EXERCISE DIRECTIONS:
In the material below, from the line containing "- column-name-header[interactable]: 名称: [146, 93, 270, 110]" through the line containing "- window-controls: ⚙ − ✕: [502, 2, 594, 16]", inclusive, swap "main-toolbar" for "primary-toolbar". Give back only those lines, leaving everything else unchanged.

EXERCISE MATERIAL:
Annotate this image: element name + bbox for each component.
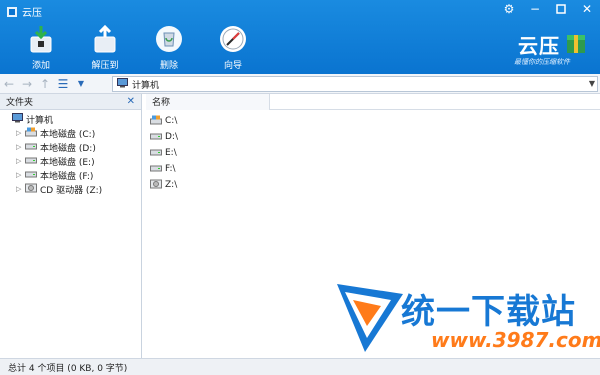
- column-name-header[interactable]: 名称: [146, 93, 270, 110]
- back-icon[interactable]: ←: [0, 75, 18, 93]
- extract-icon: [88, 22, 122, 56]
- main-toolbar: 添加 解压到 删除 向导: [20, 22, 254, 71]
- add-archive-icon: [24, 22, 58, 56]
- window-controls: ⚙ − ✕: [502, 2, 594, 16]
- tree-item-drive-c[interactable]: ▷ 本地磁盘 (C:): [0, 126, 141, 140]
- hard-drive-icon: [25, 155, 37, 168]
- expand-icon[interactable]: ▷: [16, 143, 22, 151]
- wizard-icon: [216, 22, 250, 56]
- up-icon[interactable]: ↑: [36, 75, 54, 93]
- delete-button[interactable]: 删除: [148, 22, 190, 71]
- expand-icon[interactable]: ▷: [16, 185, 22, 193]
- cd-drive-icon: [150, 179, 162, 192]
- tree-label: 本地磁盘 (C:): [40, 129, 96, 140]
- file-list: C:\ D:\ E:\ F:\ Z:\: [146, 110, 600, 193]
- expand-icon[interactable]: ▷: [16, 157, 22, 165]
- add-button[interactable]: 添加: [20, 22, 62, 71]
- folder-pane-title: 文件夹: [6, 98, 34, 108]
- computer-icon: [12, 112, 23, 126]
- delete-icon: [152, 22, 186, 56]
- close-icon[interactable]: ✕: [580, 2, 594, 16]
- close-pane-icon[interactable]: ✕: [127, 96, 135, 107]
- extract-button[interactable]: 解压到: [84, 22, 126, 71]
- folder-tree: 计算机 ▷ 本地磁盘 (C:) ▷ 本地磁盘 (D:) ▷ 本地磁盘 (E:) …: [0, 110, 141, 196]
- watermark: 统一下载站 www.3987.com: [335, 282, 600, 357]
- add-label: 添加: [31, 61, 50, 71]
- address-dropdown-icon[interactable]: ▼: [589, 79, 595, 88]
- computer-icon: [117, 77, 128, 91]
- file-name: C:\: [165, 116, 178, 126]
- brand-slogan: 最懂你的压缩软件: [514, 58, 570, 66]
- list-item[interactable]: E:\: [146, 145, 600, 161]
- watermark-title: 统一下载站: [401, 292, 576, 332]
- wizard-button[interactable]: 向导: [212, 22, 254, 71]
- list-item[interactable]: D:\: [146, 129, 600, 145]
- tree-label: 本地磁盘 (E:): [40, 157, 95, 168]
- file-name: F:\: [165, 164, 176, 174]
- watermark-url: www.3987.com: [431, 328, 600, 352]
- brand-package-icon: [564, 31, 588, 58]
- hard-drive-icon: [150, 131, 162, 144]
- hard-drive-icon: [150, 163, 162, 176]
- list-item[interactable]: Z:\: [146, 177, 600, 193]
- brand-name: 云压: [518, 34, 560, 58]
- app-title: 云压: [6, 4, 42, 19]
- system-drive-icon: [150, 115, 162, 128]
- file-name: Z:\: [165, 180, 178, 190]
- title-toolbar-band: 云压 ⚙ − ✕ 添加 解压到 删除 向导 云压 最懂你的压缩软件: [0, 0, 600, 74]
- tree-item-computer[interactable]: 计算机: [0, 112, 141, 126]
- chevron-down-icon[interactable]: ▼: [72, 75, 90, 93]
- hard-drive-icon: [150, 147, 162, 160]
- tree-label: 计算机: [26, 115, 54, 126]
- address-toolbar: ← → ↑ ☰ ▼ 计算机 ▼: [0, 74, 600, 94]
- gear-icon[interactable]: ⚙: [502, 2, 516, 16]
- tree-item-drive-d[interactable]: ▷ 本地磁盘 (D:): [0, 140, 141, 154]
- hard-drive-icon: [25, 141, 37, 154]
- expand-icon[interactable]: ▷: [16, 171, 22, 179]
- tree-item-drive-f[interactable]: ▷ 本地磁盘 (F:): [0, 168, 141, 182]
- address-input[interactable]: 计算机 ▼: [112, 76, 598, 92]
- folder-pane: 文件夹 ✕ 计算机 ▷ 本地磁盘 (C:) ▷ 本地磁盘 (D:) ▷ 本地磁盘…: [0, 94, 142, 358]
- tree-item-drive-z[interactable]: ▷ CD 驱动器 (Z:): [0, 182, 141, 196]
- folder-pane-header: 文件夹 ✕: [0, 94, 141, 110]
- list-item[interactable]: C:\: [146, 113, 600, 129]
- watermark-logo-icon: [335, 282, 405, 357]
- status-bar: 总计 4 个项目 (0 KB, 0 字节): [0, 358, 600, 375]
- hard-drive-icon: [25, 169, 37, 182]
- address-path: 计算机: [132, 80, 160, 91]
- column-header: 名称: [146, 93, 600, 110]
- forward-icon[interactable]: →: [18, 75, 36, 93]
- system-drive-icon: [25, 127, 37, 140]
- list-item[interactable]: F:\: [146, 161, 600, 177]
- app-logo-icon: [6, 6, 18, 18]
- minimize-icon[interactable]: −: [528, 2, 542, 16]
- status-text: 总计 4 个项目 (0 KB, 0 字节): [8, 363, 128, 374]
- maximize-icon[interactable]: [554, 2, 568, 16]
- cd-drive-icon: [25, 183, 37, 196]
- extract-label: 解压到: [91, 61, 119, 71]
- window-title: 云压: [22, 8, 42, 19]
- view-mode-icon[interactable]: ☰: [54, 75, 72, 93]
- brand: 云压: [518, 30, 588, 59]
- expand-icon[interactable]: ▷: [16, 129, 22, 137]
- tree-label: 本地磁盘 (D:): [40, 143, 96, 154]
- tree-label: 本地磁盘 (F:): [40, 171, 94, 182]
- tree-item-drive-e[interactable]: ▷ 本地磁盘 (E:): [0, 154, 141, 168]
- delete-label: 删除: [159, 61, 178, 71]
- tree-label: CD 驱动器 (Z:): [40, 185, 103, 196]
- file-name: E:\: [165, 148, 177, 158]
- wizard-label: 向导: [223, 61, 242, 71]
- file-name: D:\: [165, 132, 178, 142]
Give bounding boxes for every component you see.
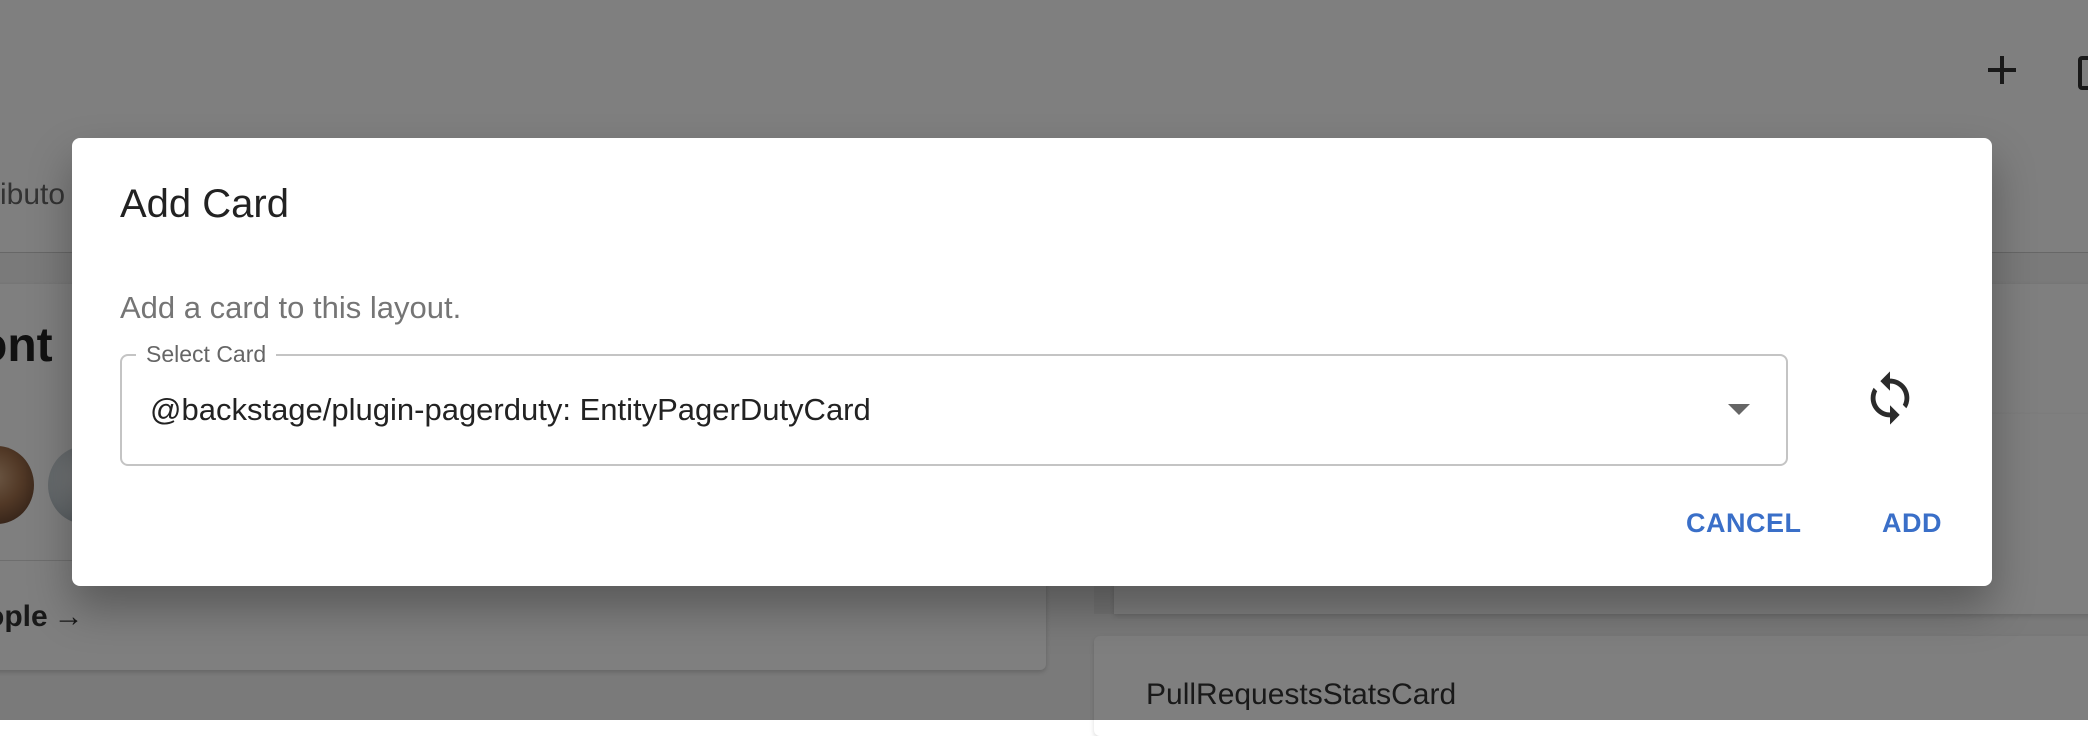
dialog-description: Add a card to this layout.	[120, 290, 462, 325]
dialog-title: Add Card	[120, 182, 289, 226]
add-card-dialog: Add Card Add a card to this layout. Sele…	[72, 138, 1992, 586]
cancel-button[interactable]: CANCEL	[1686, 508, 1802, 539]
refresh-button[interactable]	[1850, 358, 1930, 438]
select-card-label: Select Card	[136, 341, 277, 367]
select-card-value: @backstage/plugin-pagerduty: EntityPager…	[150, 392, 871, 427]
add-button[interactable]: ADD	[1882, 508, 1942, 539]
refresh-icon	[1870, 371, 1910, 425]
chevron-down-icon[interactable]	[1728, 404, 1750, 415]
select-card-dropdown[interactable]: Select Card @backstage/plugin-pagerduty:…	[120, 341, 1788, 466]
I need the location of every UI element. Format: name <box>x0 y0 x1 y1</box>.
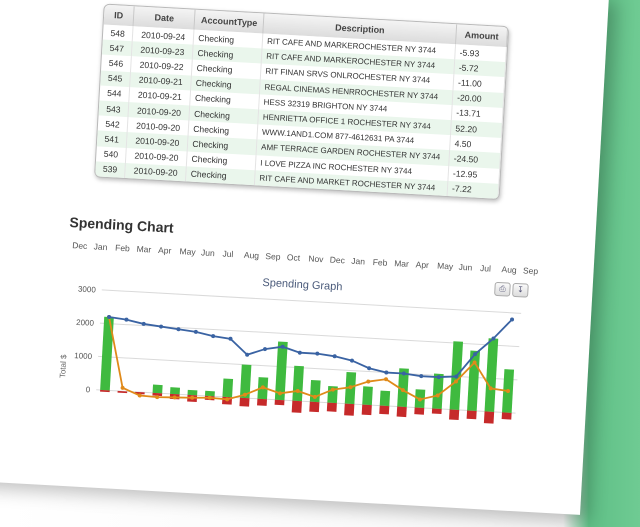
bar-negative <box>274 399 285 406</box>
blue-series-point <box>159 324 164 329</box>
cell-id: 545 <box>100 70 131 87</box>
blue-series-point <box>193 329 198 334</box>
bar-positive <box>362 386 373 406</box>
y-tick-label: 3000 <box>78 285 97 295</box>
bar-positive <box>170 387 181 395</box>
bar-negative <box>431 408 442 415</box>
bar-positive <box>222 378 234 398</box>
bar-positive <box>204 390 215 397</box>
blue-series-point <box>297 350 302 355</box>
cell-amount: -7.22 <box>447 180 499 199</box>
bar-negative <box>361 404 372 416</box>
gridline <box>101 289 522 314</box>
month-label[interactable]: Jun <box>201 247 215 258</box>
month-label[interactable]: Aug <box>501 264 517 275</box>
month-label[interactable]: Oct <box>287 252 301 263</box>
bar-negative <box>326 402 337 412</box>
blue-series-point <box>211 334 216 339</box>
cell-id: 541 <box>96 130 128 148</box>
month-label[interactable]: Apr <box>415 259 429 270</box>
month-label[interactable]: Jul <box>222 249 233 260</box>
blue-series-point <box>315 351 320 356</box>
bar-negative <box>483 411 495 424</box>
bar-positive <box>467 350 481 411</box>
month-label[interactable]: May <box>437 261 454 272</box>
bar-negative <box>466 410 477 420</box>
blue-series-point <box>262 347 267 352</box>
cell-id: 546 <box>101 54 132 72</box>
month-label[interactable]: Jan <box>93 241 107 252</box>
col-header-id[interactable]: ID <box>103 4 135 27</box>
month-label[interactable]: Sep <box>523 265 539 276</box>
month-label[interactable]: Mar <box>394 258 409 269</box>
cell-id: 544 <box>99 85 130 103</box>
section-title: Spending Chart <box>69 213 175 236</box>
bar-positive <box>292 365 304 402</box>
col-header-amount[interactable]: Amount <box>455 24 508 48</box>
month-label[interactable]: Feb <box>115 243 130 254</box>
month-label[interactable]: May <box>179 246 196 257</box>
orange-series-point <box>366 379 371 384</box>
month-label[interactable]: Sep <box>265 251 281 262</box>
cell-id: 548 <box>102 24 134 42</box>
month-label[interactable]: Jun <box>458 262 472 273</box>
bar-positive <box>379 390 391 407</box>
month-label[interactable]: Mar <box>136 244 151 255</box>
blue-series-point <box>124 317 129 322</box>
bar-negative <box>396 406 407 418</box>
month-label[interactable]: Apr <box>158 245 172 256</box>
blue-series-point <box>384 370 389 375</box>
cell-id: 543 <box>98 100 129 118</box>
cell-id: 547 <box>101 39 133 57</box>
bar-positive <box>152 384 163 394</box>
spending-chart: Spending Graph ⎙ ↧ Total $ 3000 2000 1000 0 <box>50 258 533 524</box>
bar-negative <box>239 397 250 407</box>
bar-positive <box>484 338 499 412</box>
y-tick-label: 1000 <box>74 351 93 361</box>
y-tick-label: 0 <box>85 385 90 394</box>
month-label[interactable]: Jul <box>480 263 491 274</box>
bar-negative <box>309 401 320 413</box>
month-label[interactable]: Feb <box>372 257 387 268</box>
bar-negative <box>344 403 355 416</box>
blue-series-point <box>332 354 337 359</box>
month-label[interactable]: Dec <box>330 255 346 266</box>
cell-id: 540 <box>95 145 127 163</box>
cell-id: 539 <box>95 161 126 178</box>
page-sheet: ID Date AccountType Description Amount 5… <box>0 0 610 515</box>
month-label[interactable]: Nov <box>308 253 324 264</box>
bar-negative <box>501 412 512 420</box>
bar-negative <box>449 409 460 420</box>
month-label[interactable]: Dec <box>72 240 88 251</box>
transactions-table: ID Date AccountType Description Amount 5… <box>94 3 510 200</box>
cell-accounttype: Checking <box>185 166 256 186</box>
y-tick-label: 2000 <box>76 318 95 328</box>
bar-negative <box>257 398 268 406</box>
bar-positive <box>187 389 198 396</box>
chart-canvas: 3000 2000 1000 0 <box>74 285 522 424</box>
cell-id: 542 <box>97 115 129 133</box>
bar-negative <box>291 400 302 413</box>
month-label[interactable]: Jan <box>351 256 365 267</box>
bar-negative <box>379 405 390 415</box>
cell-date: 2010-09-20 <box>124 162 187 182</box>
month-label[interactable]: Aug <box>244 250 260 261</box>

SOLUTION FOR THIS EXERCISE:
- column-name-header[interactable]: 名称: [146, 93, 270, 110]
- back-icon[interactable]: ←: [0, 75, 18, 93]
- extract-icon: [88, 22, 122, 56]
- primary-toolbar: 添加 解压到 删除 向导: [20, 22, 254, 71]
- add-archive-icon: [24, 22, 58, 56]
- window-controls: ⚙ − ✕: [502, 2, 594, 16]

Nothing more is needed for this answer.